Written task: The entries below should be output exactly as written.

____

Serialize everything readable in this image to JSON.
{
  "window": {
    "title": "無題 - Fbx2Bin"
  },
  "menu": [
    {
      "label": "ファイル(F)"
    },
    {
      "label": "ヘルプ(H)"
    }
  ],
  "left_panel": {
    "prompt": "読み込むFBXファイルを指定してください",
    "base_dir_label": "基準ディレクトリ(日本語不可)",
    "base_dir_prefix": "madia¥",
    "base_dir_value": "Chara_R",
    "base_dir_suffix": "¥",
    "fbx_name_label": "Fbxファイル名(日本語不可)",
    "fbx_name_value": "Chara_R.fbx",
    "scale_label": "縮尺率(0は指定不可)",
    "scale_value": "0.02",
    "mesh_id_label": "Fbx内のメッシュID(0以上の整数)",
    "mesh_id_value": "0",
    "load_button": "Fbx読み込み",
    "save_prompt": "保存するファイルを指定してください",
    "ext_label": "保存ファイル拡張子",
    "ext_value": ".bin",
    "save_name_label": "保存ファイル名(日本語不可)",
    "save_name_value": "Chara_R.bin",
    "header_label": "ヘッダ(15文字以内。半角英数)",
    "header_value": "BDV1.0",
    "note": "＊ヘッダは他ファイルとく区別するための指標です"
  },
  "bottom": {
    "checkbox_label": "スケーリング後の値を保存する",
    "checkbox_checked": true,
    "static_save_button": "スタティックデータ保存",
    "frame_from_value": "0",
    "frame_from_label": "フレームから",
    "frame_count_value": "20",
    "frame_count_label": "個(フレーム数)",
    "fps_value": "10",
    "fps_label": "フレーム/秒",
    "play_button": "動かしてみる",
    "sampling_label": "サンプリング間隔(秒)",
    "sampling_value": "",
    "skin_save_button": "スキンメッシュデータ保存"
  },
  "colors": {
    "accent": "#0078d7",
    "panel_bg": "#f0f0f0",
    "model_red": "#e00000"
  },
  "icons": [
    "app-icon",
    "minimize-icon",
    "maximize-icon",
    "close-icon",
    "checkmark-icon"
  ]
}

____

Solution below:
Serialize everything readable in this image to JSON.
{
  "window": {
    "title": "無題 - Fbx2Bin"
  },
  "menu": [
    {
      "label": "ファイル(F)"
    },
    {
      "label": "ヘルプ(H)"
    }
  ],
  "left_panel": {
    "prompt": "読み込むFBXファイルを指定してください",
    "base_dir_label": "基準ディレクトリ(日本語不可)",
    "base_dir_prefix": "madia¥",
    "base_dir_value": "Chara_R",
    "base_dir_suffix": "¥",
    "fbx_name_label": "Fbxファイル名(日本語不可)",
    "fbx_name_value": "Chara_R.fbx",
    "scale_label": "縮尺率(0は指定不可)",
    "scale_value": "0.02",
    "mesh_id_label": "Fbx内のメッシュID(0以上の整数)",
    "mesh_id_value": "0",
    "load_button": "Fbx読み込み",
    "save_prompt": "保存するファイルを指定してください",
    "ext_label": "保存ファイル拡張子",
    "ext_value": ".bin",
    "save_name_label": "保存ファイル名(日本語不可)",
    "save_name_value": "Chara_R.bin",
    "header_label": "ヘッダ(15文字以内。半角英数)",
    "header_value": "BDV1.0",
    "note": "＊ヘッダは他ファイルとく区別するための指標です"
  },
  "bottom": {
    "checkbox_label": "スケーリング後の値を保存する",
    "checkbox_checked": true,
    "static_save_button": "スタティックデータ保存",
    "frame_from_value": "0",
    "frame_from_label": "フレームから",
    "frame_count_value": "20",
    "frame_count_label": "個(フレーム数)",
    "fps_value": "10",
    "fps_label": "フレーム/秒",
    "play_button": "動かしてみる",
    "sampling_label": "サンプリング間隔(秒)",
    "sampling_value": "",
    "skin_save_button": "スキンメッシュデータ保存"
  },
  "colors": {
    "accent": "#0078d7",
    "panel_bg": "#f0f0f0",
    "model_red": "#e00000"
  },
  "icons": [
    "app-icon",
    "minimize-icon",
    "maximize-icon",
    "close-icon",
    "checkmark-icon"
  ]
}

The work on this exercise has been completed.